> Exercise task
Every record below should be printed exactly as given.

> Records supplied
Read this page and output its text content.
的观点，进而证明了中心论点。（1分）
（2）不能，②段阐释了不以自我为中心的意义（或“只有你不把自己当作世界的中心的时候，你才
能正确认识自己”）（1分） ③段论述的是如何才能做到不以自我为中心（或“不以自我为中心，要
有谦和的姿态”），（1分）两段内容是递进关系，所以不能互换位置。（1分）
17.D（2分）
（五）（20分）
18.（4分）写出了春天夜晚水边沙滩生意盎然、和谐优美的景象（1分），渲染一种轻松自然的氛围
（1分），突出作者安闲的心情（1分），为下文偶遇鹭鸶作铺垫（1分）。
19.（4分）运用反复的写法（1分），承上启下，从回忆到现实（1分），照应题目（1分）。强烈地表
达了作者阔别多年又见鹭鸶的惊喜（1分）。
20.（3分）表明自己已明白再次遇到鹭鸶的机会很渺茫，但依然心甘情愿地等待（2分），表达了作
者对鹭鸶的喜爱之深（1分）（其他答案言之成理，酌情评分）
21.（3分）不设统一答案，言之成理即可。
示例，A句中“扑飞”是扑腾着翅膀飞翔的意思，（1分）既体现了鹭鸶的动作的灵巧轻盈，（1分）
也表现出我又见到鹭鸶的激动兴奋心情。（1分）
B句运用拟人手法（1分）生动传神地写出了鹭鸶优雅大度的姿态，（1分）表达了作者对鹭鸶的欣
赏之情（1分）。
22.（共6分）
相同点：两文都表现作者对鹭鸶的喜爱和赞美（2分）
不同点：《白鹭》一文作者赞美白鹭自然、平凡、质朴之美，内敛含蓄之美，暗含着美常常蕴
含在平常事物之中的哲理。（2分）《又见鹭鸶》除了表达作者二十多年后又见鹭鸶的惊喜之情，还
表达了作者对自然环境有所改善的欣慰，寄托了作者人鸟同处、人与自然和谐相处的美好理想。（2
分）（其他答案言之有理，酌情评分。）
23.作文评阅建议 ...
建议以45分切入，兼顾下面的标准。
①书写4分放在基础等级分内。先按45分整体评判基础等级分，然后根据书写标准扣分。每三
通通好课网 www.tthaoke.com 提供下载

> Answer to the exercise
Read this page and output its text content.
的观点，进而证明了中心论点。（1分）
（2）不能，②段阐释了不以自我为中心的意义（或“只有你不把自己当作世界的中心的时候，你才
能正确认识自己”）（1分） ③段论述的是如何才能做到不以自我为中心（或“不以自我为中心，要
有谦和的姿态”），（1分）两段内容是递进关系，所以不能互换位置。（1分）
17.D（2分）
（五）（20分）
18.（4分）写出了春天夜晚水边沙滩生意盎然、和谐优美的景象（1分），渲染一种轻松自然的氛围
（1分），突出作者安闲的心情（1分），为下文偶遇鹭鸶作铺垫（1分）。
19.（4分）运用反复的写法（1分），承上启下，从回忆到现实（1分），照应题目（1分）。强烈地表
达了作者阔别多年又见鹭鸶的惊喜（1分）。
20.（3分）表明自己已明白再次遇到鹭鸶的机会很渺茫，但依然心甘情愿地等待（2分），表达了作
者对鹭鸶的喜爱之深（1分）（其他答案言之成理，酌情评分）
21.（3分）不设统一答案，言之成理即可。
示例，A句中“扑飞”是扑腾着翅膀飞翔的意思，（1分）既体现了鹭鸶的动作的灵巧轻盈，（1分）
也表现出我又见到鹭鸶的激动兴奋心情。（1分）
B句运用拟人手法（1分）生动传神地写出了鹭鸶优雅大度的姿态，（1分）表达了作者对鹭鸶的欣
赏之情（1分）。
22.（共6分）
相同点：两文都表现作者对鹭鸶的喜爱和赞美（2分）
不同点：《白鹭》一文作者赞美白鹭自然、平凡、质朴之美，内敛含蓄之美，暗含着美常常蕴
含在平常事物之中的哲理。（2分）《又见鹭鸶》除了表达作者二十多年后又见鹭鸶的惊喜之情，还
表达了作者对自然环境有所改善的欣慰，寄托了作者人鸟同处、人与自然和谐相处的美好理想。（2
分）（其他答案言之有理，酌情评分。）
23.作文评阅建议 ...
建议以45分切入，兼顾下面的标准。
①书写4分放在基础等级分内。先按45分整体评判基础等级分，然后根据书写标准扣分。每三
通通好课网 www.tthaoke.com 提供下载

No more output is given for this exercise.